→ GIVEN EXERCISE
Count how many lines below contain the word "Find", then give that number alone.

■ ■ ■ ■ ■

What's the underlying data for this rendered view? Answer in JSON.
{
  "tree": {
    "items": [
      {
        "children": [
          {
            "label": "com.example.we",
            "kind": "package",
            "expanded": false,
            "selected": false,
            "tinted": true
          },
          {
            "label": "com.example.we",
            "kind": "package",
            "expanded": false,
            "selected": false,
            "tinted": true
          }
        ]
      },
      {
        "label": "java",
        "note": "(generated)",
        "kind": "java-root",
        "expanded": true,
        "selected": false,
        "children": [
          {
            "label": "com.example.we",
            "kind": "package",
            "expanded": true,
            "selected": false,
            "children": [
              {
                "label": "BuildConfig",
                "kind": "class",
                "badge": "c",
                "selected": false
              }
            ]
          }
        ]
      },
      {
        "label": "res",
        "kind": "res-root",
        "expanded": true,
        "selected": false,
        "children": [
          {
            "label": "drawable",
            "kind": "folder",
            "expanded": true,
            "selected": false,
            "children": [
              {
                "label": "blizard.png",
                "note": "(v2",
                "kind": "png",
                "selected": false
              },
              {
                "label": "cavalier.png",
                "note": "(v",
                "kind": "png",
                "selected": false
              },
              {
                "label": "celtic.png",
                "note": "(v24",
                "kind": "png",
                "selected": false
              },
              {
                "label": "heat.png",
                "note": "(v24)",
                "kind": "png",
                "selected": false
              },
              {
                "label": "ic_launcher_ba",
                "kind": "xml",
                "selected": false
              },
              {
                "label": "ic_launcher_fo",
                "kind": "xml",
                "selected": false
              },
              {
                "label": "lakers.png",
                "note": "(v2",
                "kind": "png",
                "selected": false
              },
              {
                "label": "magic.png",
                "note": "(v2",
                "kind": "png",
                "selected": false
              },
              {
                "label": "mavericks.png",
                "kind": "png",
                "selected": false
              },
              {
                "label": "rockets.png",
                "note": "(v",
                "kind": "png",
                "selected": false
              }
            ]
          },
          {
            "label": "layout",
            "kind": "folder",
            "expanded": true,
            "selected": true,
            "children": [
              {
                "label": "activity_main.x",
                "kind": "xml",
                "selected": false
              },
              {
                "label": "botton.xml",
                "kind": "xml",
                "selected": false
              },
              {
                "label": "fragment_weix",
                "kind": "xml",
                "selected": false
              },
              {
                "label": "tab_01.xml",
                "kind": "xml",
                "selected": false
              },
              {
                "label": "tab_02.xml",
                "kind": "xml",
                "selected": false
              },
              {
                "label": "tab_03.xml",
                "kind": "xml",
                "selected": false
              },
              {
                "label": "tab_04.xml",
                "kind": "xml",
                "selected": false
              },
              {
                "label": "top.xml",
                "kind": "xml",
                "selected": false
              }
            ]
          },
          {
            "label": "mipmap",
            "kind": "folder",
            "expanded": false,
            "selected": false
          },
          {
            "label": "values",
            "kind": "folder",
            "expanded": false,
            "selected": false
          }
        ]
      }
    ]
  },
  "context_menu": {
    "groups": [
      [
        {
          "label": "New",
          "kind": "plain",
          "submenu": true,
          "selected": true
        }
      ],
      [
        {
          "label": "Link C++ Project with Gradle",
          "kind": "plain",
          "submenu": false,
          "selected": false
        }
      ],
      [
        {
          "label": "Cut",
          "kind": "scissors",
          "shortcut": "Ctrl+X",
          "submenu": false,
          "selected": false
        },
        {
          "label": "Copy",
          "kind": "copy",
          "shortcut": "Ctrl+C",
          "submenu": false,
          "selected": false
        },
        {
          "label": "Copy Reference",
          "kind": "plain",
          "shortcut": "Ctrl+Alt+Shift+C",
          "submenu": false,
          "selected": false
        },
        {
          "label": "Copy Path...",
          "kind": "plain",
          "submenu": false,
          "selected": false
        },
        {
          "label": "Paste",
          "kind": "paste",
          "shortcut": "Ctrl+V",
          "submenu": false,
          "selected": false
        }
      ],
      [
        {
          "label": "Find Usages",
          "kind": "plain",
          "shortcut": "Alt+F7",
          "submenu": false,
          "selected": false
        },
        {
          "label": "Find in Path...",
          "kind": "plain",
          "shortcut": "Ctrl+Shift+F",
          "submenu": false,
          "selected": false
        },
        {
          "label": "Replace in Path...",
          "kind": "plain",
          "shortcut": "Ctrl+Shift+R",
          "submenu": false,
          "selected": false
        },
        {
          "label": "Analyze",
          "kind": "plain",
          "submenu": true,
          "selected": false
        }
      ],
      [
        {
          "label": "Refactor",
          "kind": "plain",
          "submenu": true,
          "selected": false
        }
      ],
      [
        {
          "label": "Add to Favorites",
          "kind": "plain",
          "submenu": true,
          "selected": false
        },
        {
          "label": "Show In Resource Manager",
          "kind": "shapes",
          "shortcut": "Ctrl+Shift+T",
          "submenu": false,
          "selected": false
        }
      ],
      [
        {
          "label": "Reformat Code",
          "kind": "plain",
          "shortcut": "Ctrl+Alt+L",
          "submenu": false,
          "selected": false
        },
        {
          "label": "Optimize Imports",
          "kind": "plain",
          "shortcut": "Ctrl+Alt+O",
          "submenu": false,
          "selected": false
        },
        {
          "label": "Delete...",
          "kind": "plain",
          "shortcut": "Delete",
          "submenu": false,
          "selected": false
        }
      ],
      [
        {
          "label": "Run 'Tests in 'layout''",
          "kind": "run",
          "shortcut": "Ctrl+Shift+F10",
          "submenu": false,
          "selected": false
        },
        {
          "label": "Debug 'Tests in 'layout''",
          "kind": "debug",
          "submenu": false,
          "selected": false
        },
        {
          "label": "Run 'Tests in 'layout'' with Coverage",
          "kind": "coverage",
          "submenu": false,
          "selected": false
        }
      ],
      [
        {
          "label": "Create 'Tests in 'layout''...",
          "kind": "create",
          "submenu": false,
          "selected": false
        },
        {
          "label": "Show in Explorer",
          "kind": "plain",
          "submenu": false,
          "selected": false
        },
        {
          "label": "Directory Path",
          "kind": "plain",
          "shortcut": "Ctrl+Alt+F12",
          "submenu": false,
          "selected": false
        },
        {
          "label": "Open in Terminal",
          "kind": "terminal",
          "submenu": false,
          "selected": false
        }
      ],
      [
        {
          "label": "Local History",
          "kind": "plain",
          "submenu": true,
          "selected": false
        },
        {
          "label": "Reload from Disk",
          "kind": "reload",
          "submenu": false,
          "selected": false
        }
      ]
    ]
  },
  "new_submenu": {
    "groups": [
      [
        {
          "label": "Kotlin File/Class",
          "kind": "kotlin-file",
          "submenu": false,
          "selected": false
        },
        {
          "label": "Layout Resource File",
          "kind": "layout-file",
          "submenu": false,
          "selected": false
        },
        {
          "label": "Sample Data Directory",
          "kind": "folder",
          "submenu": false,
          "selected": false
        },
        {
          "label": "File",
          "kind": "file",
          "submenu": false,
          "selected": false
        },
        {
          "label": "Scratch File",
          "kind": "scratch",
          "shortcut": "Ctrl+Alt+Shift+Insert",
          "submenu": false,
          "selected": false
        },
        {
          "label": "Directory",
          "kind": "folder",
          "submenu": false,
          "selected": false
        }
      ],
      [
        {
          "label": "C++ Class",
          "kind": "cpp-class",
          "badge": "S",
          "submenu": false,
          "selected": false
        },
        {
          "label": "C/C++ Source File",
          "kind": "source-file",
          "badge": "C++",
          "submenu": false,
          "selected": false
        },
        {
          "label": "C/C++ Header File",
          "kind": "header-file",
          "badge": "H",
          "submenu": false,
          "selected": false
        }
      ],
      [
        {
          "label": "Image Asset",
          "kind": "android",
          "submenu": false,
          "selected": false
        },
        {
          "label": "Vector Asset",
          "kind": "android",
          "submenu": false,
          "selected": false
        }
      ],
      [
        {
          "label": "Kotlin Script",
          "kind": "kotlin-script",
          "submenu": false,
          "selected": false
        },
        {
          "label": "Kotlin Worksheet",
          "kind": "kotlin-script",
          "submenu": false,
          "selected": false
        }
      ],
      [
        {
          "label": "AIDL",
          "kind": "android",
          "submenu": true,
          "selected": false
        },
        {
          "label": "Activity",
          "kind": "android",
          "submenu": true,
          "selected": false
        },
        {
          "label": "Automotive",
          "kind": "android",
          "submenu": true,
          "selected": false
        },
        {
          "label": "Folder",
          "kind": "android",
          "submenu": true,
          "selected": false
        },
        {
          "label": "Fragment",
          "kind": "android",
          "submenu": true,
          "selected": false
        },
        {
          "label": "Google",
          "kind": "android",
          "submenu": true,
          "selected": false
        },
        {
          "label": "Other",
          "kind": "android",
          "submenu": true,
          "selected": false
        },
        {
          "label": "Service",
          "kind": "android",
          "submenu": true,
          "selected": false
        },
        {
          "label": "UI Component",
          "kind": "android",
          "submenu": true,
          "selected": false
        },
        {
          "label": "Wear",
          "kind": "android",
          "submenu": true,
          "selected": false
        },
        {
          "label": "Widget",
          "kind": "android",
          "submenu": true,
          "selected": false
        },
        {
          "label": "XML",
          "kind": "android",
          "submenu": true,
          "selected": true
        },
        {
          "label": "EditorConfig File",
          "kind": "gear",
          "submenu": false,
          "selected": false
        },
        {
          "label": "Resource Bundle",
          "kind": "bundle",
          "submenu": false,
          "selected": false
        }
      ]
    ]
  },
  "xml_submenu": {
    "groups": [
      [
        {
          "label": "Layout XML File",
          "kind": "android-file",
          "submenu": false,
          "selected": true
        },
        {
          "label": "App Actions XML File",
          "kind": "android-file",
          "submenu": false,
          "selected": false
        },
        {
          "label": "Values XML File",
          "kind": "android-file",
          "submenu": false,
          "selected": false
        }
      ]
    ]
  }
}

■ ■ ■ ■ ■

→ EXERCISE SOLUTION
2